(Directions)
Reproduce the listing below character for character; drop every image.

(Excerpts from a figure dataset)

--- Begin ---

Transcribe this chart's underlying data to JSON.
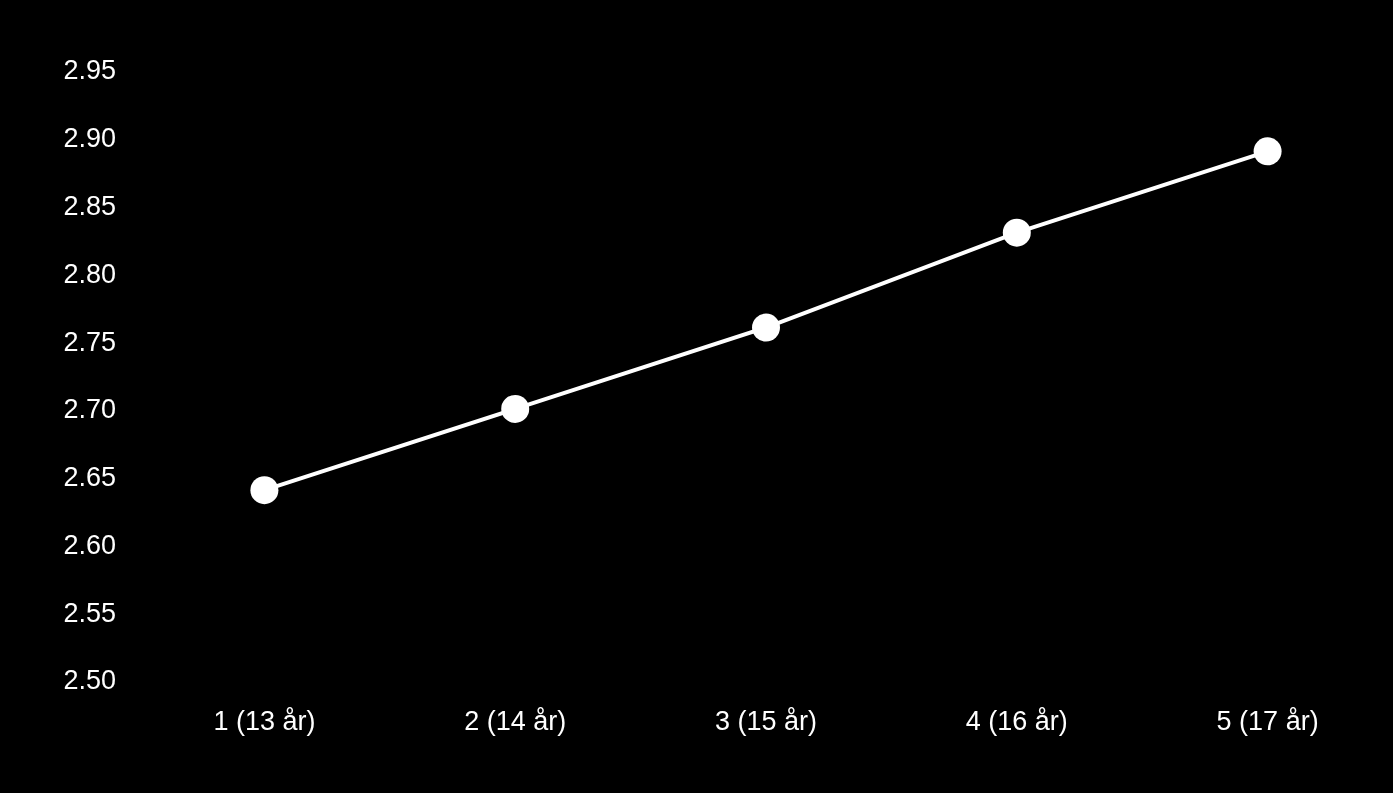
{
  "chart_data": {
    "type": "line",
    "categories": [
      "1 (13 år)",
      "2 (14 år)",
      "3 (15 år)",
      "4 (16 år)",
      "5 (17 år)"
    ],
    "series": [
      {
        "color": "#ffffff",
        "values": [
          2.64,
          2.7,
          2.76,
          2.83,
          2.89
        ]
      }
    ],
    "ylim": [
      2.5,
      2.95
    ],
    "yticks": [
      {
        "value": 2.5,
        "label": "2.50"
      },
      2.55,
      {
        "value": 2.6,
        "label": "2.60"
      },
      2.65,
      {
        "value": 2.7,
        "label": "2.70"
      },
      2.75,
      {
        "value": 2.8,
        "label": "2.80"
      },
      2.85,
      {
        "value": 2.9,
        "label": "2.90"
      },
      2.95
    ],
    "grid": false,
    "marker": "circle",
    "line_style": "solid"
  }
}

--- End ---

(The solution)
Transcribe this chart's underlying data to JSON.
{
  "chart_data": {
    "type": "line",
    "categories": [
      "1 (13 år)",
      "2 (14 år)",
      "3 (15 år)",
      "4 (16 år)",
      "5 (17 år)"
    ],
    "series": [
      {
        "color": "#ffffff",
        "values": [
          2.64,
          2.7,
          2.76,
          2.83,
          2.89
        ]
      }
    ],
    "ylim": [
      2.5,
      2.95
    ],
    "yticks": [
      {
        "value": 2.5,
        "label": "2.50"
      },
      2.55,
      {
        "value": 2.6,
        "label": "2.60"
      },
      2.65,
      {
        "value": 2.7,
        "label": "2.70"
      },
      2.75,
      {
        "value": 2.8,
        "label": "2.80"
      },
      2.85,
      {
        "value": 2.9,
        "label": "2.90"
      },
      2.95
    ],
    "grid": false,
    "marker": "circle",
    "line_style": "solid"
  }
}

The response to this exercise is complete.